======== Provided information ========
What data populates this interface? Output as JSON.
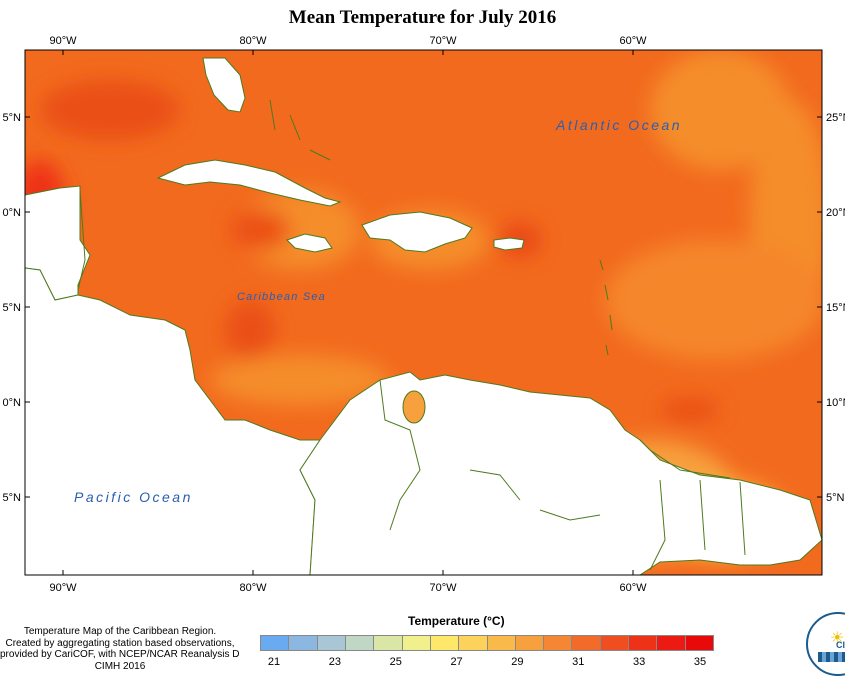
{
  "title": "Mean Temperature for July 2016",
  "axes": {
    "longitude_ticks": [
      "90°W",
      "80°W",
      "70°W",
      "60°W"
    ],
    "latitude_ticks_left": [
      "5°N",
      "0°N",
      "5°N",
      "0°N",
      "5°N"
    ],
    "latitude_ticks_right": [
      "25°N",
      "20°N",
      "15°N",
      "10°N",
      "5°N"
    ]
  },
  "labels": {
    "atlantic": "Atlantic Ocean",
    "caribbean": "Caribbean Sea",
    "pacific": "Pacific Ocean"
  },
  "credit": [
    "Temperature Map of the Caribbean Region.",
    "Created by aggregating station based observations,",
    "provided by CariCOF, with NCEP/NCAR Reanalysis Data.",
    "CIMH 2016"
  ],
  "legend": {
    "title": "Temperature (°C)",
    "tick_labels": [
      "21",
      "23",
      "25",
      "27",
      "29",
      "31",
      "33",
      "35"
    ],
    "swatches": [
      "#6aaaf0",
      "#8cb7e0",
      "#a9c6d6",
      "#c1d7c6",
      "#d9e6a6",
      "#f0f08c",
      "#fde86a",
      "#fcd25a",
      "#f9ba4a",
      "#f7a03e",
      "#f58634",
      "#f26b2a",
      "#f04e20",
      "#ee3218",
      "#ec1a12",
      "#e80a0a"
    ]
  },
  "colors": {
    "base": "#f26a1e",
    "warm": "#ea4f14",
    "cool": "#f58d2c",
    "land": "#ffffff",
    "coast": "#4e7a1e"
  },
  "logo": {
    "text": "CIMH"
  }
}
========
■ Written exercise ■
Pictures are not part of the copy; output everything else in the records exactly.

■ Output below ■
What data populates this interface? Output as JSON.
{
  "title": "Mean Temperature for July 2016",
  "axes": {
    "longitude_ticks": [
      "90°W",
      "80°W",
      "70°W",
      "60°W"
    ],
    "latitude_ticks_left": [
      "5°N",
      "0°N",
      "5°N",
      "0°N",
      "5°N"
    ],
    "latitude_ticks_right": [
      "25°N",
      "20°N",
      "15°N",
      "10°N",
      "5°N"
    ]
  },
  "labels": {
    "atlantic": "Atlantic Ocean",
    "caribbean": "Caribbean Sea",
    "pacific": "Pacific Ocean"
  },
  "credit": [
    "Temperature Map of the Caribbean Region.",
    "Created by aggregating station based observations,",
    "provided by CariCOF, with NCEP/NCAR Reanalysis Data.",
    "CIMH 2016"
  ],
  "legend": {
    "title": "Temperature (°C)",
    "tick_labels": [
      "21",
      "23",
      "25",
      "27",
      "29",
      "31",
      "33",
      "35"
    ],
    "swatches": [
      "#6aaaf0",
      "#8cb7e0",
      "#a9c6d6",
      "#c1d7c6",
      "#d9e6a6",
      "#f0f08c",
      "#fde86a",
      "#fcd25a",
      "#f9ba4a",
      "#f7a03e",
      "#f58634",
      "#f26b2a",
      "#f04e20",
      "#ee3218",
      "#ec1a12",
      "#e80a0a"
    ]
  },
  "colors": {
    "base": "#f26a1e",
    "warm": "#ea4f14",
    "cool": "#f58d2c",
    "land": "#ffffff",
    "coast": "#4e7a1e"
  },
  "logo": {
    "text": "CIMH"
  }
}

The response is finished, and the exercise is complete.